Authors demonstrate a unique method preventing wrinkles from metal/elastomer composite films by inserting a jammer layer of parylene-C. authors investigated the effect of parylene-C on wrinkling (or buckling) of metal thin layer on PDMS substrate by adjusting the thickness of praylene-C. As a result, a large-scale wrinkle-free film in an elastomer was achieved. Even though the effect o of the jammer layer to prevent wrinkling behavior of samples was clear and in good agreement of experimental data, there are several critical issues that should be addressed before its publication in the “nanomaterials”. 

 

(1) The underlying mechanism preventing wrinkles from the surface in this study is not clear. Parylene-c as a jammer is not a nanoparticle. Authors prepared the continuous layer of parylene-C with various thickness. Even though authors provided a schematic illustration of Figure 1 in order to explain the mechanism, it does not contain enough information for our general readers. I think authors need to improve the schemes and to add more information. If parylene-C as a shape of particle was used in this study, wrinkle-preventing behavior observed in this study might not be dependent on its thickness.

Collection entries
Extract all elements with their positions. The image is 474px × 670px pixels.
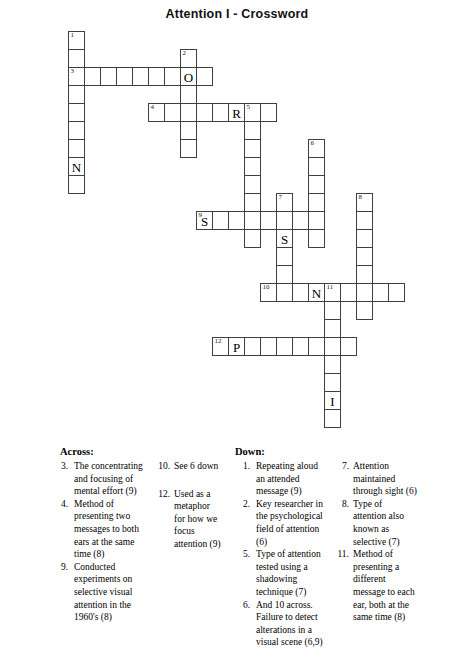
grid-cell-r18c16[interactable] [324, 355, 341, 374]
clue-number: 12. [150, 488, 170, 501]
down-clues-column-1: 1. Repeating aloud an attended message (… [234, 460, 340, 649]
clue-text: Conducted experiments on selective visua… [74, 561, 158, 624]
grid-cell-r14c13[interactable] [276, 283, 293, 302]
grid-cell-r10c10[interactable] [228, 211, 245, 230]
clue-down-5: 5. Type of attention tested using a shad… [234, 548, 340, 598]
grid-cell-r3c0[interactable] [68, 85, 85, 104]
grid-cell-r17c14[interactable] [292, 337, 309, 356]
clue-number: 11. [330, 548, 349, 561]
grid-cell-r1c7[interactable]: 2 [180, 49, 197, 68]
grid-cell-r9c13[interactable]: 7 [276, 193, 293, 212]
puzzle-title: Attention I - Crossword [0, 7, 474, 21]
grid-cell-r17c17[interactable] [340, 337, 357, 356]
grid-cell-r4c5[interactable]: 4 [148, 103, 165, 122]
cell-letter: O [184, 69, 193, 84]
cell-letter: N [72, 159, 81, 174]
cell-letter: N [312, 285, 321, 300]
grid-cell-r15c16[interactable] [324, 301, 341, 320]
grid-cell-r2c3[interactable] [116, 67, 133, 86]
across-clues-column-1: 3. The concentrating and focusing of men… [52, 460, 158, 624]
clue-text: Attention maintained through sight (6) [353, 460, 433, 498]
grid-cell-r4c0[interactable] [68, 103, 85, 122]
clue-number: 2. [234, 498, 250, 511]
grid-cell-r8c0[interactable] [68, 175, 85, 194]
cell-number: 6 [311, 139, 315, 148]
grid-cell-r8c15[interactable] [308, 175, 325, 194]
grid-cell-r17c9[interactable]: 12 [212, 337, 229, 356]
grid-cell-r14c20[interactable] [388, 283, 405, 302]
grid-cell-r12c18[interactable] [356, 247, 373, 266]
grid-cell-r14c12[interactable]: 10 [260, 283, 277, 302]
grid-cell-r2c7[interactable]: O [180, 67, 197, 86]
grid-cell-r11c18[interactable] [356, 229, 373, 248]
grid-cell-r14c16[interactable]: 11 [324, 283, 341, 302]
clue-down-7: 7. Attention maintained through sight (6… [330, 460, 433, 498]
grid-cell-r6c11[interactable] [244, 139, 261, 158]
clue-text: Type of attention also known as selectiv… [353, 498, 433, 548]
grid-cell-r4c6[interactable] [164, 103, 181, 122]
grid-cell-r7c11[interactable] [244, 157, 261, 176]
grid-cell-r9c11[interactable] [244, 193, 261, 212]
clue-down-1: 1. Repeating aloud an attended message (… [234, 460, 340, 498]
grid-cell-r10c9[interactable] [212, 211, 229, 230]
clue-down-2: 2. Key researcher in the psychological f… [234, 498, 340, 548]
clue-across-4: 4. Method of presenting two messages to … [52, 498, 158, 561]
grid-cell-r3c7[interactable] [180, 85, 197, 104]
clue-text: Type of attention tested using a shadowi… [256, 548, 340, 598]
grid-cell-r15c18[interactable] [356, 301, 373, 320]
cell-letter: R [232, 105, 241, 120]
clue-text: Repeating aloud an attended message (9) [256, 460, 340, 498]
grid-cell-r17c10[interactable]: P [228, 337, 245, 356]
clue-number: 7. [330, 460, 349, 473]
cell-number: 1 [71, 31, 75, 40]
grid-cell-r2c0[interactable]: 3 [68, 67, 85, 86]
grid-cell-r17c13[interactable] [276, 337, 293, 356]
grid-cell-r10c12[interactable] [260, 211, 277, 230]
grid-cell-r2c8[interactable] [196, 67, 213, 86]
grid-cell-r13c13[interactable] [276, 265, 293, 284]
clue-down-8: 8. Type of attention also known as selec… [330, 498, 433, 548]
clue-across-3: 3. The concentrating and focusing of men… [52, 460, 158, 498]
across-heading: Across: [60, 446, 94, 457]
clue-text: And 10 across. Failure to detect alterat… [256, 599, 340, 649]
grid-cell-r2c2[interactable] [100, 67, 117, 86]
clue-number: 6. [234, 599, 250, 612]
grid-cell-r4c12[interactable] [260, 103, 277, 122]
grid-cell-r2c1[interactable] [84, 67, 101, 86]
grid-cell-r6c7[interactable] [180, 139, 197, 158]
grid-cell-r0c0[interactable]: 1 [68, 31, 85, 50]
grid-cell-r4c10[interactable]: R [228, 103, 245, 122]
grid-cell-r7c15[interactable] [308, 157, 325, 176]
down-clues-column-2: 7. Attention maintained through sight (6… [330, 460, 433, 624]
grid-cell-r12c13[interactable] [276, 247, 293, 266]
clue-across-9: 9. Conducted experiments on selective vi… [52, 561, 158, 624]
grid-cell-r14c14[interactable] [292, 283, 309, 302]
grid-cell-r10c8[interactable]: 9S [196, 211, 213, 230]
clue-number: 10. [150, 460, 170, 473]
grid-cell-r1c0[interactable] [68, 49, 85, 68]
down-heading: Down: [235, 446, 265, 457]
grid-cell-r7c0[interactable]: N [68, 157, 85, 176]
grid-cell-r20c16[interactable]: I [324, 391, 341, 410]
grid-cell-r10c11[interactable] [244, 211, 261, 230]
grid-cell-r10c13[interactable] [276, 211, 293, 230]
cell-number: 10 [263, 283, 270, 292]
grid-cell-r2c5[interactable] [148, 67, 165, 86]
grid-cell-r14c15[interactable]: N [308, 283, 325, 302]
grid-cell-r11c13[interactable]: S [276, 229, 293, 248]
cell-number: 2 [183, 49, 187, 58]
clue-text: Key researcher in the psychological fiel… [256, 498, 340, 548]
grid-cell-r11c15[interactable] [308, 229, 325, 248]
clue-text: Method of presenting a different message… [353, 548, 433, 624]
clue-text: Method of presenting two messages to bot… [74, 498, 158, 561]
grid-cell-r16c16[interactable] [324, 319, 341, 338]
grid-cell-r9c15[interactable] [308, 193, 325, 212]
cell-letter: I [330, 393, 334, 408]
grid-cell-r9c18[interactable]: 8 [356, 193, 373, 212]
grid-cell-r21c16[interactable] [324, 409, 341, 428]
grid-cell-r4c8[interactable] [196, 103, 213, 122]
clue-number: 4. [52, 498, 68, 511]
clue-down-11: 11. Method of presenting a different mes… [330, 548, 433, 624]
crossword-grid: 123O4R56N789SS10N1112PI [68, 31, 406, 429]
grid-cell-r6c15[interactable]: 6 [308, 139, 325, 158]
clue-text: The concentrating and focusing of mental… [74, 460, 158, 498]
cell-letter: P [233, 339, 240, 354]
grid-cell-r6c0[interactable] [68, 139, 85, 158]
grid-cell-r4c9[interactable] [212, 103, 229, 122]
grid-cell-r4c11[interactable]: 5 [244, 103, 261, 122]
grid-cell-r17c11[interactable] [244, 337, 261, 356]
grid-cell-r17c12[interactable] [260, 337, 277, 356]
grid-cell-r5c0[interactable] [68, 121, 85, 140]
grid-cell-r14c19[interactable] [372, 283, 389, 302]
cell-number: 4 [151, 103, 155, 112]
grid-cell-r14c18[interactable] [356, 283, 373, 302]
clue-number: 8. [330, 498, 349, 511]
grid-cell-r5c11[interactable] [244, 121, 261, 140]
page: Attention I - Crossword 123O4R56N789SS10… [0, 0, 474, 670]
grid-cell-r2c4[interactable] [132, 67, 149, 86]
clue-down-6: 6. And 10 across. Failure to detect alte… [234, 599, 340, 649]
grid-cell-r17c15[interactable] [308, 337, 325, 356]
clue-number: 9. [52, 561, 68, 574]
clue-number: 1. [234, 460, 250, 473]
clue-number: 5. [234, 548, 250, 561]
grid-cell-r5c7[interactable] [180, 121, 197, 140]
grid-cell-r11c11[interactable] [244, 229, 261, 248]
grid-cell-r10c15[interactable] [308, 211, 325, 230]
cell-number: 11 [327, 283, 334, 292]
grid-cell-r4c7[interactable] [180, 103, 197, 122]
cell-number: 12 [215, 337, 222, 346]
cell-letter: S [281, 231, 288, 246]
cell-number: 8 [359, 193, 363, 202]
grid-cell-r13c18[interactable] [356, 265, 373, 284]
cell-number: 3 [71, 67, 75, 76]
grid-cell-r10c14[interactable] [292, 211, 309, 230]
grid-cell-r2c6[interactable] [164, 67, 181, 86]
cell-number: 7 [279, 193, 283, 202]
grid-cell-r8c11[interactable] [244, 175, 261, 194]
clue-number: 3. [52, 460, 68, 473]
grid-cell-r14c17[interactable] [340, 283, 357, 302]
grid-cell-r19c16[interactable] [324, 373, 341, 392]
cell-number: 5 [247, 103, 251, 112]
grid-cell-r17c16[interactable] [324, 337, 341, 356]
cell-number: 9 [199, 211, 203, 220]
grid-cell-r10c18[interactable] [356, 211, 373, 230]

SHORT EXERCISE 1:
For each statement, answer yes or no according to the review text, and quote the exact words from that text that decide it. (a) The jammer layer in the study is made of parylene-C. (b) The reviewer finds the schematic in Figure 1 sufficient for general readers. (c) The authors prepared parylene-C as particles.
SHORT EXERCISE 2:
Copy the review text from "(1) The underlying" up to and including "on its thickness.", without changing any wording.
SHORT EXERCISE 3:
Turn the paragraph of the review text that begins "(1) The underlying mechanism preventing wrinkles" into a bulleted list that keeps its main points.
Nothing in the data is needed for this work.

WRITTEN RESPONSE 1:
(a) Yes: "inserting a jammer layer of parylene-C"
(b) No: "it does not contain enough information for our general readers"
(c) No: "Parylene-c as a jammer is not a nanoparticle"

WRITTEN RESPONSE 2:
(1) The underlying mechanism preventing wrinkles from the surface in this study is not clear. Parylene-c as a jammer is not a nanoparticle. Authors prepared the continuous layer of parylene-C with various thickness. Even though authors provided a schematic illustration of Figure 1 in order to explain the mechanism, it does not contain enough information for our general readers. I think authors need to improve the schemes and to add more information. If parylene-C as a shape of particle was used in this study, wrinkle-preventing behavior observed in this study might not be dependent on its thickness.

WRITTEN RESPONSE 3:
- The mechanism that prevents wrinkles in the study is not clear.
- Parylene-C, used as the jammer, is not a nanoparticle; the authors prepared it as a continuous layer of various thicknesses.
- The schematic in Figure 1, meant to explain the mechanism, lacks enough information for general readers.
- The authors should improve the schemes and add more information.
- If parylene-C had been used as particles, the wrinkle-preventing behavior might not depend on its thickness.